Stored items
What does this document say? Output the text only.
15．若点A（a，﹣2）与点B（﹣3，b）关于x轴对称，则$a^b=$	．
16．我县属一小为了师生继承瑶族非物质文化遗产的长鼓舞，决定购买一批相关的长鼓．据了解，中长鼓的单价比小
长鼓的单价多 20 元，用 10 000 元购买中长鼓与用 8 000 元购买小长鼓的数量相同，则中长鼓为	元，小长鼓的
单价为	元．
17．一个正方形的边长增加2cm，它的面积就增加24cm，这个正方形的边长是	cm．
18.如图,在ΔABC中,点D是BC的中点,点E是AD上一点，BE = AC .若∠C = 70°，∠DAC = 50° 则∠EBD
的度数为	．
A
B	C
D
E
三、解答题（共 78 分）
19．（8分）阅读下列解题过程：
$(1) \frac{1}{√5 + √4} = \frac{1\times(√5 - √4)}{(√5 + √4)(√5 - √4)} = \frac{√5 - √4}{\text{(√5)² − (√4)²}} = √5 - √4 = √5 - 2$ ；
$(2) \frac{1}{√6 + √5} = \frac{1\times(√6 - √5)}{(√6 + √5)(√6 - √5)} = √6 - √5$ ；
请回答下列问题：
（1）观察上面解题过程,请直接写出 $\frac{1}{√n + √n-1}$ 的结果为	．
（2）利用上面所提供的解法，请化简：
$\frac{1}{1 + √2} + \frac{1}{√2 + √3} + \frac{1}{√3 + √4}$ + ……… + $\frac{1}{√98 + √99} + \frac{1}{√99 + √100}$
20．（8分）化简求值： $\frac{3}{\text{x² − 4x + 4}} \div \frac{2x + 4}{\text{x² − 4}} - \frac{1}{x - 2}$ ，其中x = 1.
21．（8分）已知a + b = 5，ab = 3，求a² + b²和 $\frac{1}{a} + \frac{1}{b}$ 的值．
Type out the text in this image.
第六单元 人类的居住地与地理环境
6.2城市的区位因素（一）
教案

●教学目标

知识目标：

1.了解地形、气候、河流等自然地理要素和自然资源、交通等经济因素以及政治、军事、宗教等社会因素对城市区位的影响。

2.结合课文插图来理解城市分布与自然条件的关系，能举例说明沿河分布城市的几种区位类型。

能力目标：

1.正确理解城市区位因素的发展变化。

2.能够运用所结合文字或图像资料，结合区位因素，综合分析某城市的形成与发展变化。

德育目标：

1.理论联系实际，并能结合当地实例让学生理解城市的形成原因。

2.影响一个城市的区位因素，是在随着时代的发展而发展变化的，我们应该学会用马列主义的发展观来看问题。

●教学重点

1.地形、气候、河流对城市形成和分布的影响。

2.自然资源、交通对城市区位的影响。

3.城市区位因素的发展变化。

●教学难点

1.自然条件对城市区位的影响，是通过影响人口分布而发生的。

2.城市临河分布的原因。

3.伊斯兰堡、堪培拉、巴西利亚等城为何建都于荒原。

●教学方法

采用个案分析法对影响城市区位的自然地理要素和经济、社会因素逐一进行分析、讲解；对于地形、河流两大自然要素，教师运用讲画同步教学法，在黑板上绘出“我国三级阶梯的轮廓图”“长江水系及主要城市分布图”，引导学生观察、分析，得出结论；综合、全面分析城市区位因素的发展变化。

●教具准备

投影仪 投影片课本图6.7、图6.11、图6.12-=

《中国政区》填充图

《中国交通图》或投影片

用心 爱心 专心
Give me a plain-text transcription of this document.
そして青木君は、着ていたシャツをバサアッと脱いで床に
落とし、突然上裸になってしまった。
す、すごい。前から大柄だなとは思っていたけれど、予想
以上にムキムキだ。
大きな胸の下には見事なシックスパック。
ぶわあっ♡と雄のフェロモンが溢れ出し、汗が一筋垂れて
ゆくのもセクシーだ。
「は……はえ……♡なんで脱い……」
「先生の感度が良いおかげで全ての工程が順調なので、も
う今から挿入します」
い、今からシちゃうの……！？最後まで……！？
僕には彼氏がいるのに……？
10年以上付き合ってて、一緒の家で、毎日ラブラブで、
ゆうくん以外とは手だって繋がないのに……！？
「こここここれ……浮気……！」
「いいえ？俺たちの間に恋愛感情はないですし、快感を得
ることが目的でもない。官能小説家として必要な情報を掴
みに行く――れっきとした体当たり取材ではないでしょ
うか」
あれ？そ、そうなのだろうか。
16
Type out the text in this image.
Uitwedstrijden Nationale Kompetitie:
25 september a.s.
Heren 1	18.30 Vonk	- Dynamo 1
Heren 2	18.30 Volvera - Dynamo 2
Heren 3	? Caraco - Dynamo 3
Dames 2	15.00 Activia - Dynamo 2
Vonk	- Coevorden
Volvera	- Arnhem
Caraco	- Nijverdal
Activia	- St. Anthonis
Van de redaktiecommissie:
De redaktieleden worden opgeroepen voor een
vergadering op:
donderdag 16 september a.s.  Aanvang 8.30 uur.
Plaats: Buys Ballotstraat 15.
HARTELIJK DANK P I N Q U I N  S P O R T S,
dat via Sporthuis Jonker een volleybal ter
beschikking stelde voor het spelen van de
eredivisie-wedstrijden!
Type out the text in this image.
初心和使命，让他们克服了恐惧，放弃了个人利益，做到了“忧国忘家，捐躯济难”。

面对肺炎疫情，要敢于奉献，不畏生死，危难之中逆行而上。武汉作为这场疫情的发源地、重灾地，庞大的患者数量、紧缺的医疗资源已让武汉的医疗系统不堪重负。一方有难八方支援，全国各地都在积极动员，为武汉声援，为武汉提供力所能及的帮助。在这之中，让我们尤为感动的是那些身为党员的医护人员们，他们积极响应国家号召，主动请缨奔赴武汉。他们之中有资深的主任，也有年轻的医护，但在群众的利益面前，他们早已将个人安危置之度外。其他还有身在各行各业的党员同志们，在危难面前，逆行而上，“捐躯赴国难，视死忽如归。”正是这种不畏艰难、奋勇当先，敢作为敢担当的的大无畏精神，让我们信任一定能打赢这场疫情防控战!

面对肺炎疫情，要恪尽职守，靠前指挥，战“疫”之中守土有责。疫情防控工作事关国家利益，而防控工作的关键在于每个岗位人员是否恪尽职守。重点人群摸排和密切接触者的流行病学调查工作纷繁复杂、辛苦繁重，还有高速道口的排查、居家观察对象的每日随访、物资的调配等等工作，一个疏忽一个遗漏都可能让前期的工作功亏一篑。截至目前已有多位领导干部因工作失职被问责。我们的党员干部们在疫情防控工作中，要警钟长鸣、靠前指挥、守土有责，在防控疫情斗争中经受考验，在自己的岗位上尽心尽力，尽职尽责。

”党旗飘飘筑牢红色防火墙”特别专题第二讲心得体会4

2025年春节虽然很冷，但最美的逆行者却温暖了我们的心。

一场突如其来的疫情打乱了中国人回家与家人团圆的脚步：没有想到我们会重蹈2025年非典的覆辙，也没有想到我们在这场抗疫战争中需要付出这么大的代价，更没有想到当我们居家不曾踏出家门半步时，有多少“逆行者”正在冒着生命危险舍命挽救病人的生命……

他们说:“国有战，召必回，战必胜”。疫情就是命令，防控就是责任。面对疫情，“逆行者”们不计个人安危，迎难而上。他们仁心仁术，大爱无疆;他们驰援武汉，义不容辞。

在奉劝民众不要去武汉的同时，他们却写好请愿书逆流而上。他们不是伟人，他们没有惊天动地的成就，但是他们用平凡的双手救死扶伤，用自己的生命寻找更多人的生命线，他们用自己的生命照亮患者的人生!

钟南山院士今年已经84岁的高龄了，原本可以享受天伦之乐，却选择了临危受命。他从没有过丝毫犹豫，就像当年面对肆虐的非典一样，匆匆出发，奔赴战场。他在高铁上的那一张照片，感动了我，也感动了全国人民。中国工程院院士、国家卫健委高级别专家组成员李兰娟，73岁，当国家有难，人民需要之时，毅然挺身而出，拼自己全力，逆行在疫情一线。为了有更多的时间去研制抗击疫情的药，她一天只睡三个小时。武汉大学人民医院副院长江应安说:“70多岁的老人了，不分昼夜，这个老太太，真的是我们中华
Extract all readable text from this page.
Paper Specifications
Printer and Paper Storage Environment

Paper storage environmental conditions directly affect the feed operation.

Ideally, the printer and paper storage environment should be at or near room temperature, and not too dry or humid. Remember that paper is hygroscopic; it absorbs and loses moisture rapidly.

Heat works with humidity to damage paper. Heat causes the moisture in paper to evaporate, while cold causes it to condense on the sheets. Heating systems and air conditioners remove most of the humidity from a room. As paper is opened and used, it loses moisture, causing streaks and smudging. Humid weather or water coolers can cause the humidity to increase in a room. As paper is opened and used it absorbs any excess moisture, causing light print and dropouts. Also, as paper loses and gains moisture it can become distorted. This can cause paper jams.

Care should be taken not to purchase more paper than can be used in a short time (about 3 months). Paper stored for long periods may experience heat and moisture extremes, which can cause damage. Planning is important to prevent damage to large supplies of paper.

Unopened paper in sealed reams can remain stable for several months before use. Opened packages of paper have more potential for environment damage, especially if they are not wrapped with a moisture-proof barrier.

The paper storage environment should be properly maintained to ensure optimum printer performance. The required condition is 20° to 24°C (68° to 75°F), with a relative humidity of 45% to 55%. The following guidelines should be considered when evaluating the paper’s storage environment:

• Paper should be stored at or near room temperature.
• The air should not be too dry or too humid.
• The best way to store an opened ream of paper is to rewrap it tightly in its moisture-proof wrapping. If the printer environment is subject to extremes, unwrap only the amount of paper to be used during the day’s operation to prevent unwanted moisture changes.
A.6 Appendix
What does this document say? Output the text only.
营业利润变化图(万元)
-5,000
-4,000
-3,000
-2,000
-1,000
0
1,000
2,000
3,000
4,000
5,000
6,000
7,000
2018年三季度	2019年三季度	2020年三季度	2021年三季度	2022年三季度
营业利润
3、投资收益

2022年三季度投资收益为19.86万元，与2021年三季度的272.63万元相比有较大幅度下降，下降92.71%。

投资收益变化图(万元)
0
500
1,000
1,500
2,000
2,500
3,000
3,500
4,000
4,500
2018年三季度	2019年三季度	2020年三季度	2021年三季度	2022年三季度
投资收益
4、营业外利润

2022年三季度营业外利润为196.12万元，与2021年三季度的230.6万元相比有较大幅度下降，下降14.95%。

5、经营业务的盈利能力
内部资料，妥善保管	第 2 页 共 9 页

Set task: Scan the data for the word "more" and copy every line where it shows up.

The solution:
Care should be taken not to purchase more paper than can be used in a short time (about 3 months). Paper stored for long periods may experience heat and moisture extremes, which can cause damage. Planning is important to prevent damage to large supplies of paper.
Unopened paper in sealed reams can remain stable for several months before use. Opened packages of paper have more potential for environment damage, especially if they are not wrapped with a moisture-proof barrier.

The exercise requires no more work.